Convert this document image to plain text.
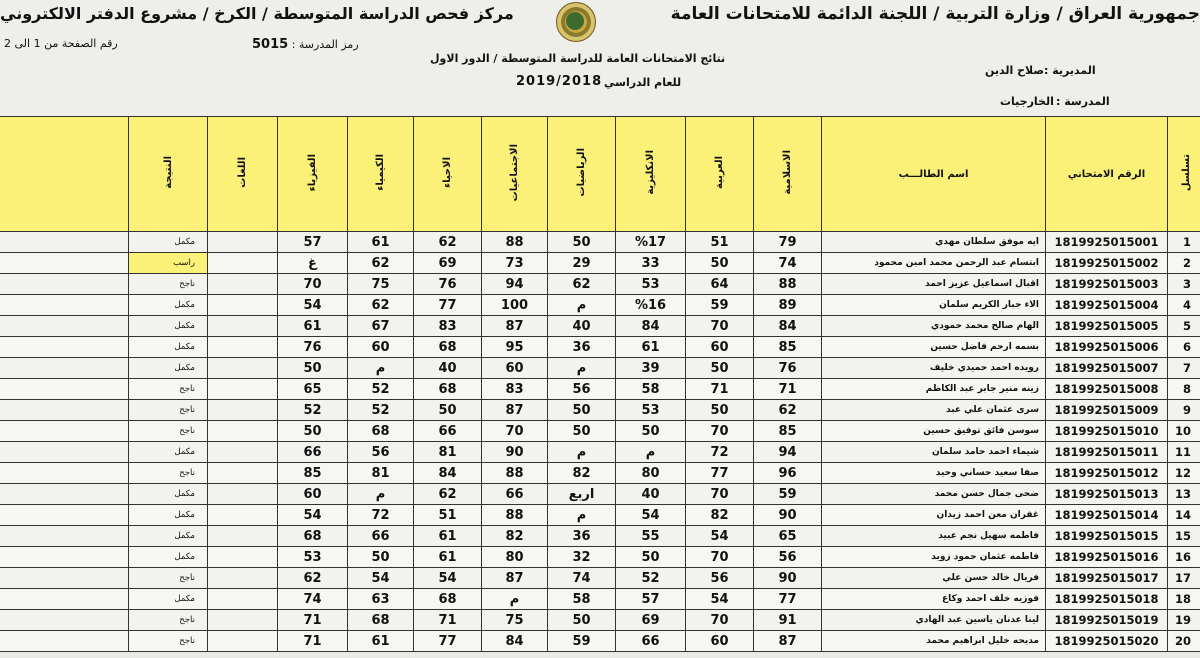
جمهورية العراق / وزارة التربية / اللجنة الدائمة للامتحانات العامة
مركز فحص الدراسة المتوسطة / الكرخ / مشروع الدفتر الالكتروني
رمز المدرسة : 5015
رقم الصفحة من 1 الى 2
نتائج الامتحانات العامة للدراسة المتوسطة / الدور الاول
للعام الدراسي
2019/2018
المديرية :
صلاح الدين
المدرسة :
الخارجيات
تسلسل	الرقم الامتحاني	اسم الطالـــب	الاسلامية	العربية	الانكليزية	الرياضيات	الاجتماعيات	الاحياء	الكيمياء	الفيزياء	اللغات	النتيجة	
1	1819925015001	ايه موفق سلطان مهدي	79	51	%17	50	88	62	61	57		مكمل	
2	1819925015002	ابتسام عبد الرحمن محمد امين محمود	74	50	33	29	73	69	62	غ		راسب	
3	1819925015003	اقبال اسماعيل عزيز احمد	88	64	53	62	94	76	75	70		ناجح	
4	1819925015004	الاء جبار الكريم سلمان	89	59	%16	م	100	77	62	54		مكمل	
5	1819925015005	الهام صالح محمد حمودي	84	70	84	40	87	83	67	61		مكمل	
6	1819925015006	بسمه ارحم فاضل حسين	85	60	61	36	95	68	60	76		مكمل	
7	1819925015007	رويده احمد حميدي خليف	76	50	39	م	60	40	م	50		مكمل	
8	1819925015008	زينه منير جابر عبد الكاظم	71	71	58	56	83	68	52	65		ناجح	
9	1819925015009	سرى عثمان علي عبد	62	50	53	50	87	50	52	52		ناجح	
10	1819925015010	سوسن فائق توفيق حسين	85	70	50	50	70	66	68	50		ناجح	
11	1819925015011	شيماء احمد حامد سلمان	94	72	م	م	90	81	56	66		مكمل	
12	1819925015012	صفا سعيد حساني وحيد	96	77	80	82	88	84	81	85		ناجح	
13	1819925015013	ضحى جمال حسن محمد	59	70	40	اربع	66	62	م	60		مكمل	
14	1819925015014	غفران معن احمد زيدان	90	82	54	م	88	51	72	54		مكمل	
15	1819925015015	فاطمه سهيل نجم عبيد	65	54	55	36	82	61	66	68		مكمل	
16	1819925015016	فاطمه عثمان حمود زويد	56	70	50	32	80	61	50	53		مكمل	
17	1819925015017	فريال خالد حسن علي	90	56	52	74	87	54	54	62		ناجح	
18	1819925015018	فوزيه خلف احمد وكاع	77	54	57	58	م	68	63	74		مكمل	
19	1819925015019	لينا عدنان ياسين عبد الهادي	91	70	69	50	75	71	68	71		ناجح	
20	1819925015020	مديحه خليل ابراهيم محمد	87	60	66	59	84	77	61	71		ناجح	
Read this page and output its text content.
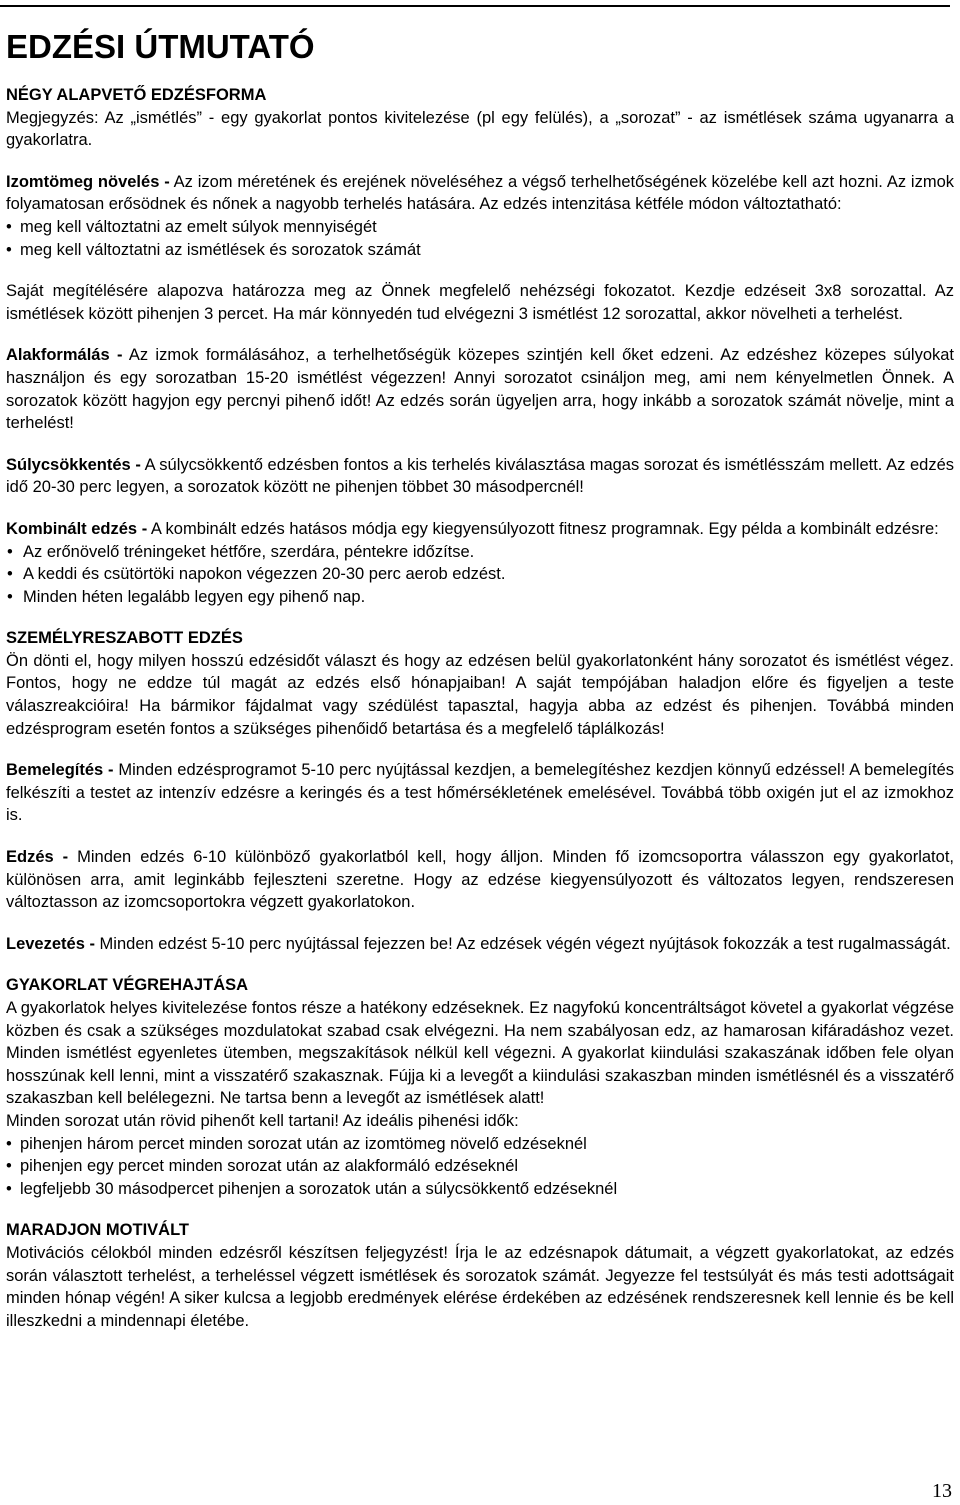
EDZÉSI ÚTMUTATÓ
NÉGY ALAPVETŐ EDZÉSFORMA

Megjegyzés: Az „ismétlés” - egy gyakorlat pontos kivitelezése (pl egy felülés), a „sorozat” - az ismétlések száma ugyanarra a gyakorlatra.

Izomtömeg növelés - Az izom méretének és erejének növeléséhez a végső terhelhetőségének közelébe kell azt hozni. Az izmok folyamatosan erősödnek és nőnek a nagyobb terhelés hatására. Az edzés intenzitása kétféle módon változtatható:

• meg kell változtatni az emelt súlyok mennyiségét
• meg kell változtatni az ismétlések és sorozatok számát

Saját megítélésére alapozva határozza meg az Önnek megfelelő nehézségi fokozatot. Kezdje edzéseit 3x8 sorozattal. Az ismétlések között pihenjen 3 percet. Ha már könnyedén tud elvégezni 3 ismétlést 12 sorozattal, akkor növelheti a terhelést.

Alakformálás - Az izmok formálásához, a terhelhetőségük közepes szintjén kell őket edzeni. Az edzéshez közepes súlyokat használjon és egy sorozatban 15-20 ismétlést végezzen! Annyi sorozatot csináljon meg, ami nem kényelmetlen Önnek. A sorozatok között hagyjon egy percnyi pihenő időt! Az edzés során ügyeljen arra, hogy inkább a sorozatok számát növelje, mint a terhelést!

Súlycsökkentés - A súlycsökkentő edzésben fontos a kis terhelés kiválasztása magas sorozat és ismétlésszám mellett. Az edzés idő 20-30 perc legyen, a sorozatok között ne pihenjen többet 30 másodpercnél!

Kombinált edzés - A kombinált edzés hatásos módja egy kiegyensúlyozott fitnesz programnak. Egy példa a kombinált edzésre:

• Az erőnövelő tréningeket hétfőre, szerdára, péntekre időzítse.
• A keddi és csütörtöki napokon végezzen 20-30 perc aerob edzést.
• Minden héten legalább legyen egy pihenő nap.
SZEMÉLYRESZABOTT EDZÉS

Ön dönti el, hogy milyen hosszú edzésidőt választ és hogy az edzésen belül gyakorlatonként hány sorozatot és ismétlést végez. Fontos, hogy ne eddze túl magát az edzés első hónapjaiban! A saját tempójában haladjon előre és figyeljen a teste válaszreakcióira! Ha bármikor fájdalmat vagy szédülést tapasztal, hagyja abba az edzést és pihenjen. Továbbá minden edzésprogram esetén fontos a szükséges pihenőidő betartása és a megfelelő táplálkozás!

Bemelegítés - Minden edzésprogramot 5-10 perc nyújtással kezdjen, a bemelegítéshez kezdjen könnyű edzéssel! A bemelegítés felkészíti a testet az intenzív edzésre a keringés és a test hőmérsékletének emelésével. Továbbá több oxigén jut el az izmokhoz is.

Edzés - Minden edzés 6-10 különböző gyakorlatból kell, hogy álljon. Minden fő izomcsoportra válasszon egy gyakorlatot, különösen arra, amit leginkább fejleszteni szeretne. Hogy az edzése kiegyensúlyozott és változatos legyen, rendszeresen változtasson az izomcsoportokra végzett gyakorlatokon.

Levezetés - Minden edzést 5-10 perc nyújtással fejezzen be! Az edzések végén végezt nyújtások fokozzák a test rugalmasságát.

GYAKORLAT VÉGREHAJTÁSA

A gyakorlatok helyes kivitelezése fontos része a hatékony edzéseknek. Ez nagyfokú koncentráltságot követel a gyakorlat végzése közben és csak a szükséges mozdulatokat szabad csak elvégezni. Ha nem szabályosan edz, az hamarosan kifáradáshoz vezet. Minden ismétlést egyenletes ütemben, megszakítások nélkül kell végezni. A gyakorlat kiindulási szakaszának időben fele olyan hosszúnak kell lenni, mint a visszatérő szakasznak. Fújja ki a levegőt a kiindulási szakaszban minden ismétlésnél és a visszatérő szakaszban kell belélegezni. Ne tartsa benn a levegőt az ismétlések alatt!

Minden sorozat után rövid pihenőt kell tartani! Az ideális pihenési idők:

• pihenjen három percet minden sorozat után az izomtömeg növelő edzéseknél
• pihenjen egy percet minden sorozat után az alakformáló edzéseknél
• legfeljebb 30 másodpercet pihenjen a sorozatok után a súlycsökkentő edzéseknél
MARADJON MOTIVÁLT

Motivációs célokból minden edzésről készítsen feljegyzést! Írja le az edzésnapok dátumait, a végzett gyakorlatokat, az edzés során választott terhelést, a terheléssel végzett ismétlések és sorozatok számát. Jegyezze fel testsúlyát és más testi adottságait minden hónap végén! A siker kulcsa a legjobb eredmények elérése érdekében az edzésének rendszeresnek kell lennie és be kell illeszkedni a mindennapi életébe.

13
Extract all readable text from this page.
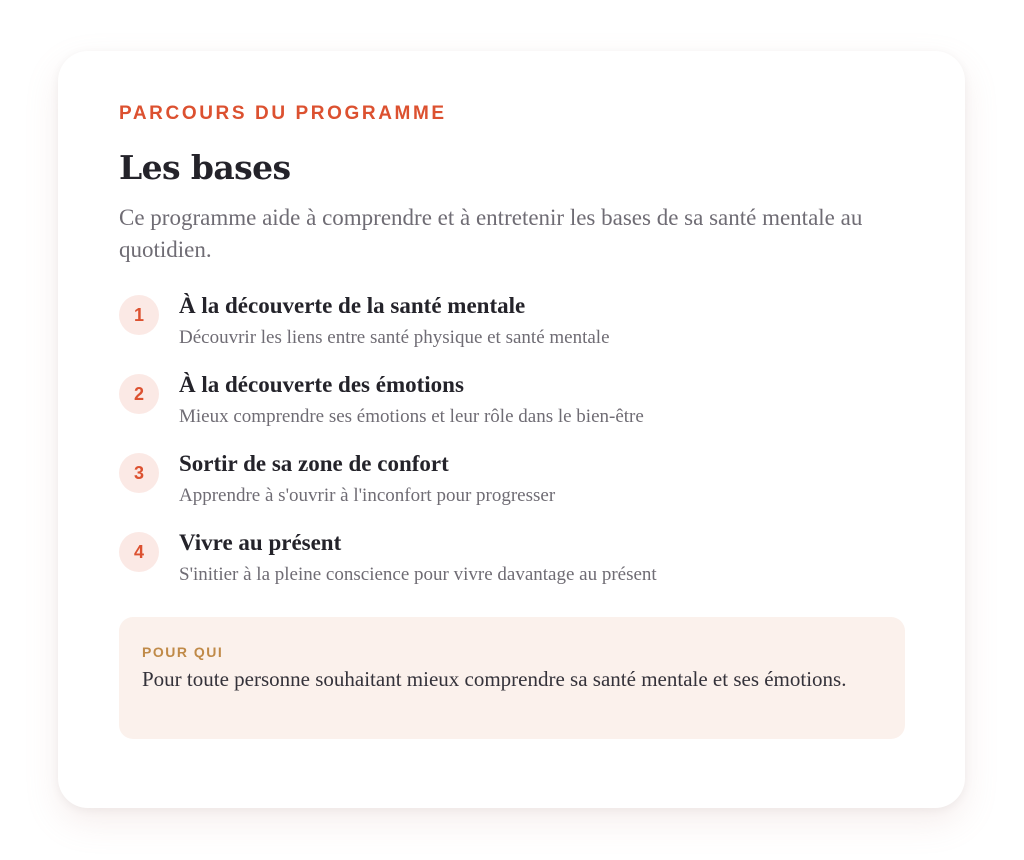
PARCOURS DU PROGRAMME
Les bases

Ce programme aide à comprendre et à entretenir les bases de sa santé mentale au quotidien.

1	À la découverte de la santé mentale
Découvrir les liens entre santé physique et santé mentale
2	À la découverte des émotions
Mieux comprendre ses émotions et leur rôle dans le bien-être
3	Sortir de sa zone de confort
Apprendre à s'ouvrir à l'inconfort pour progresser
4	Vivre au présent
S'initier à la pleine conscience pour vivre davantage au présent
POUR QUI

Pour toute personne souhaitant mieux comprendre sa santé mentale et ses émotions.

PROBLEM:
Determine how many lines in the listing above hold the word "présent", answering with the number only.

EXERCISE ANSWER:
2